But what makes this grape so special and versatile? How did it become Australia’s signature red wine? In this blog post, we will explore the origins, characteristics and expressions of Shiraz, and give you some tips on how to enjoy this classic Australian red wine.

Origins of Shiraz

M. Chapoutier Crozes-Hermitage Vineyards, Tain l'Hermitage, Rhone Valley, France
M. Chapoutier Crozes-Hermitage Vineyards, Tain l’Hermitage, Rhone Valley, France

Shiraz is believed to have originated in France’s northern Rhône Valley, where it is known as Syrah. The name, however, has nothing to do with the historic Persian city of Shiraz, which produced famous dry and sweet white wines named for their place of origin1.

Shiraz came to Australia with the James Busby collection in 1832. Busby was a Scottish viticulturist who studied viticulture in France and collected a variety of vines to plant and clone in Australia2. Shiraz was one of the varieties he brought back, along with other French classics like Chardonnay, Cabernet Sauvignon and Semillon.

The feisty varietal thrived in Australia’s warm and dry climate, especially in regions like the Barossa Valley, where some of the oldest vines in the world still produce grapes today. Some of these vines date back to 1843 (Langmeil), 1847 (Turkey Flat) and 1860 (Tahbilk)2. Today, these ungrafted, pre-phylloxera vines produce small crops of grapes with intensely concentrated flavours.

Old Shiraz Bushvines, Barossa, South Australia
Old Shiraz Bushvines, Barossa, South Australia

Characteristics of Shiraz

Shiraz is a dark-skinned grape variety that creates medium to full-bodied wines with varying flavour profiles and structure depending on region, climate and winemaking techniques. Shiraz wines typically have aromas and flavours of black fruits, such as blackberries, plums and cherries, as well as spices, such as black pepper, cloves and liquorice. Some Shiraz wines also show notes of chocolate, coffee, leather, smoke or meat.

Shiraz wines have moderate to high acidity and tannins, which give them structure and ageing potential. They also have high alcohol levels, usually between 13.5% and 15%. Ageing in oak barrels can give the wine more complexity, and secondary notes of vanilla, toast or even coconut flavours.

Shiraz Taste Profile

Expressions of Shiraz

Shiraz is grown in virtually every wine region in Australia, from cool to warm climates. Each region produces its own distinctive style, reflecting the terroir and winemaking traditions.

- _Given instruction A_: In the Shiraz article, swap "blog post" for "article" and write out the part that begins at "But what makes" and stops after "Australian red wine.".
- _Given instruction B_: According to the Shiraz article, in what year did Shiraz come to Australia with the James Busby collection?
- _Given instruction C_: Carry the Shiraz article on from its final sentence with what comes next.
The material has no connection to the Shiraz article.

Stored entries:
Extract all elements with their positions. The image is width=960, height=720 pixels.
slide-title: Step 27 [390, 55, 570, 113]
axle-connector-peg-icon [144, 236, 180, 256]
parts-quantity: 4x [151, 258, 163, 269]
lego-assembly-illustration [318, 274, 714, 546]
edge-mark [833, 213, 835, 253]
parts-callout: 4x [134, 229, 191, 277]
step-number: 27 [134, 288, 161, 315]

* * *

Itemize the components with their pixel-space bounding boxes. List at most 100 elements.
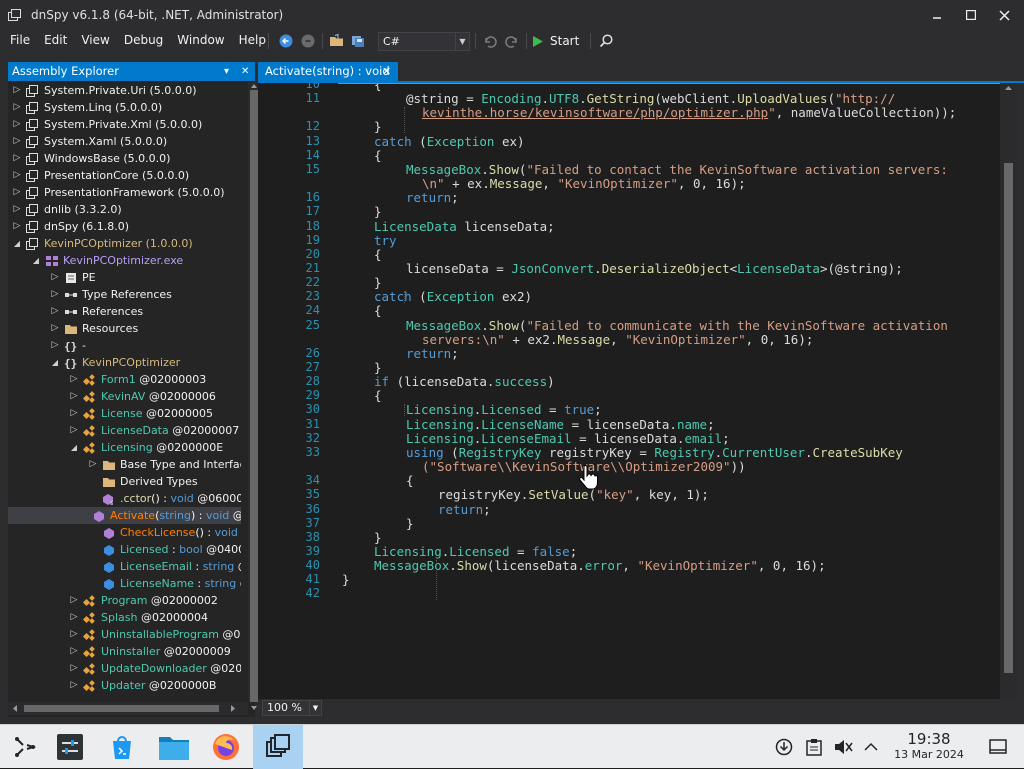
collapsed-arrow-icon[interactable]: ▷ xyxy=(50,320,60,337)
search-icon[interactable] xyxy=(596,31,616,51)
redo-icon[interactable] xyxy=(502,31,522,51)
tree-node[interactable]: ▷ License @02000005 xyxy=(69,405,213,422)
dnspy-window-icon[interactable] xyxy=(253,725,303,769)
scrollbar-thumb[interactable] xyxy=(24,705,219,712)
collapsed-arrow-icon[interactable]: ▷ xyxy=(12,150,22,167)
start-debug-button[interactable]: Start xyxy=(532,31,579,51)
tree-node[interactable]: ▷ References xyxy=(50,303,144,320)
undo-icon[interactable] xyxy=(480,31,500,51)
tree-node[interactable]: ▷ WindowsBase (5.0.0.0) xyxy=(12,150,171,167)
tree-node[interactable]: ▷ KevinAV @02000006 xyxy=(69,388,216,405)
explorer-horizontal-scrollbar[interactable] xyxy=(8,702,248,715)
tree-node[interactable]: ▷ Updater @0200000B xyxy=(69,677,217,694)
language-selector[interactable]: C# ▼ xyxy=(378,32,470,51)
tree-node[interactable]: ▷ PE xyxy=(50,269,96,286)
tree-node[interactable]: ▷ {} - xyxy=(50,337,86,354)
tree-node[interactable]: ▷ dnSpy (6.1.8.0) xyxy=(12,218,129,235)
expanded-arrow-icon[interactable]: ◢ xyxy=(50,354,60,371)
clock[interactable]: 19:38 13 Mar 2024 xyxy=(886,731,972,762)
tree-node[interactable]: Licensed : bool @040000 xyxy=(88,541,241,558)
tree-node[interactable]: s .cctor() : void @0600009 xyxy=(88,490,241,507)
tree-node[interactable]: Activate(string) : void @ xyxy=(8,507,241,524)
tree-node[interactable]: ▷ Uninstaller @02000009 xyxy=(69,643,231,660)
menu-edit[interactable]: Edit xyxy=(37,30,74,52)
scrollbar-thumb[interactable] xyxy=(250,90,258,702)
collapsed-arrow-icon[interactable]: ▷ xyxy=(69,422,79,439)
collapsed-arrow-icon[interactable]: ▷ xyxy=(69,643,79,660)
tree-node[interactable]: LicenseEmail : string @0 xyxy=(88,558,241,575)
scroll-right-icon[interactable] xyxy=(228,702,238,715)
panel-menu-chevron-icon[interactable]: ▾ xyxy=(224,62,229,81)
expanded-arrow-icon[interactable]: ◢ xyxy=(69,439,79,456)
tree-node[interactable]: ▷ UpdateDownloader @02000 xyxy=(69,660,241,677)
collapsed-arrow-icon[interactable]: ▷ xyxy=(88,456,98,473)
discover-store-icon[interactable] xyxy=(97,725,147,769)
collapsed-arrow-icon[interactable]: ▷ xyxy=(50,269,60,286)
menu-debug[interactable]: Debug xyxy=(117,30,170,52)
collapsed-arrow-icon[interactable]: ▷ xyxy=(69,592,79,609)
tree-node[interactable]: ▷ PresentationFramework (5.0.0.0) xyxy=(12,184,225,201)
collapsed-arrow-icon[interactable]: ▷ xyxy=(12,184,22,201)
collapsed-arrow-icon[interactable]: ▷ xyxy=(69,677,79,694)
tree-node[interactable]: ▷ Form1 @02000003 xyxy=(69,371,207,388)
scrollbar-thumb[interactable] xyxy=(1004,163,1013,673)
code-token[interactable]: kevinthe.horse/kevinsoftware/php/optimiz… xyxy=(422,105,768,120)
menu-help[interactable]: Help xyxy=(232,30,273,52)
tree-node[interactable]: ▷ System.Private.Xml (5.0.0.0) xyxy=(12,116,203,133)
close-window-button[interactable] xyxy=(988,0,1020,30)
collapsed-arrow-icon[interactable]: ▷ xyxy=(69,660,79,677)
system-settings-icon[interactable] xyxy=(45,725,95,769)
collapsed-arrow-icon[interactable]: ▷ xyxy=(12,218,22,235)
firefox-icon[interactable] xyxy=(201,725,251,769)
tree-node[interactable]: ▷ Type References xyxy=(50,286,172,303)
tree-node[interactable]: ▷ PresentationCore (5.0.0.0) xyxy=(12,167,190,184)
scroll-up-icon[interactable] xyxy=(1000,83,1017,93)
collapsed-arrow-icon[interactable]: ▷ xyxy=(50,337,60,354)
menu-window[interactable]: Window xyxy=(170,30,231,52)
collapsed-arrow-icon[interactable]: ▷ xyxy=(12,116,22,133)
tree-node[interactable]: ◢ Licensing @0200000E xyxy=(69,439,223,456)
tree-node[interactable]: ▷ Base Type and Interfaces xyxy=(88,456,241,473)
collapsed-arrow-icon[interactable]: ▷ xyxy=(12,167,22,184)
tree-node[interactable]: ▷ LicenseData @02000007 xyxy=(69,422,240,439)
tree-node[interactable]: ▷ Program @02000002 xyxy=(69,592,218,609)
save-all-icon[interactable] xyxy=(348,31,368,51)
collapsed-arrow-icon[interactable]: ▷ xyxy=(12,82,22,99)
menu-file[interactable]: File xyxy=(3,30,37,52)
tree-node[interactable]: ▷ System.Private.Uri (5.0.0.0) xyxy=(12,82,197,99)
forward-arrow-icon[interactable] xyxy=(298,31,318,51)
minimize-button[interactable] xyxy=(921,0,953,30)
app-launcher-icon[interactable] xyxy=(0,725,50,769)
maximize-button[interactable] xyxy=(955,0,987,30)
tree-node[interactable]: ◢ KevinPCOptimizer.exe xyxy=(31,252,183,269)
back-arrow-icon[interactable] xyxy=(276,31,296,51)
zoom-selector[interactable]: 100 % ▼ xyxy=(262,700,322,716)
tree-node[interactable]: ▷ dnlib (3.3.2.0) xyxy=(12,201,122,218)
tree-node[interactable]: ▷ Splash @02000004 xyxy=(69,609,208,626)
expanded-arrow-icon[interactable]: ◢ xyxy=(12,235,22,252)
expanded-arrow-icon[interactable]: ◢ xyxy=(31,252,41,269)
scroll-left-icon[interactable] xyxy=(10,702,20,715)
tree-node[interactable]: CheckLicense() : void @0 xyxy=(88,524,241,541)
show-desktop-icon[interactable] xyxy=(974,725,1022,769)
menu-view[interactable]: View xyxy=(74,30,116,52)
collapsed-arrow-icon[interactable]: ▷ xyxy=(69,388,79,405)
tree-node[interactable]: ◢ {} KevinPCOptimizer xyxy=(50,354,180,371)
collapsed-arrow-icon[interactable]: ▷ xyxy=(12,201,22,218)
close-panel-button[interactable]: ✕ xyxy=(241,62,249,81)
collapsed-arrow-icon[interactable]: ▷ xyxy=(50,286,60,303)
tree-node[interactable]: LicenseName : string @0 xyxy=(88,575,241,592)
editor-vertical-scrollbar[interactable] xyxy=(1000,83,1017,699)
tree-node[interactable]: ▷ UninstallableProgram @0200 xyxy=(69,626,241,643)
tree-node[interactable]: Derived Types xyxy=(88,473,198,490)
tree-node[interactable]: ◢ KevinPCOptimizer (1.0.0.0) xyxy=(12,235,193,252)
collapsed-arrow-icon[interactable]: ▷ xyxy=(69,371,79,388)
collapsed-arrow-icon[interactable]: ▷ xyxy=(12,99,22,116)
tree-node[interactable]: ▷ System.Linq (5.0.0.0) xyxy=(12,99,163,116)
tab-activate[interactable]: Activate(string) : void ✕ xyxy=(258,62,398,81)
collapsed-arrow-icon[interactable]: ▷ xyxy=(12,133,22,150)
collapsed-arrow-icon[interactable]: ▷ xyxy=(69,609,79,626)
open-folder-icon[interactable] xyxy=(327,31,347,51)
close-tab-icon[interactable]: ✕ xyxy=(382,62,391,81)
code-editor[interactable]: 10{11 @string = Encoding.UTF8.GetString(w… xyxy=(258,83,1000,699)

- _Expected answer A_:
But what makes this grape so special and versatile? How did it become Australia’s signature red wine? In this article, we will explore the origins, characteristics and expressions of Shiraz, and give you some tips on how to enjoy this classic Australian red wine.

- _Expected answer B_: 1832

- _Expected answer C_:
Some of the major regional expressions are:

  • Barossa Valley: The most famous region for Shiraz in Australia, producing powerful, rich and full-bodied wines with ripe black fruit, chocolate, spice and oak flavours. These wines can age for decades and are highly sought after by collectors.
  • Clare Valley: A cooler region compared to the Barossa that produces elegant, medium to full-bodied wines with bright red fruit, floral, mint and eucalyptus flavours. These wines have crisp acidity and firm tannins.
  • Eden Valley: A high-altitude region that produces refined, medium-bodied wines with fresh red fruit, pepper and mineral flavours. These wines have lively acidity and fine tannins.
  • Heathcote: A temperate region that produces intense, full-bodied wines with dark fruit, chocolate, coffee and earthy flavours. These wines have smooth tannins and long finishes.
  • Hunter Valley: A Mediterranean-style climate that produces medium-bodied wines with savoury red fruit, leather, smoke and meat flavours. These wines have soft acidity and tannins.
  • McLaren Vale: A warm Mediterranean climate that produces generous, full-bodied wines with juicy black fruit, liquorice, spice and oak flavours. These wines have balanced acidity and tannins.

Pairing With Food

Shiraz is a versatile wine that can be enjoyed on its own or with food. It pairs well with red meats, such as beef, lamb or venison; grilled or roasted dishes; spicy or smoky dishes; hard cheeses; or chocolate desserts.

Depending on the style and region of the wine, here are some general tips and examples:

Serve it slightly chilled (around 16°C) to bring out its freshness and fruitiness. It can also benefit from decanting or aerating before serving to soften its tannins and release its aromas.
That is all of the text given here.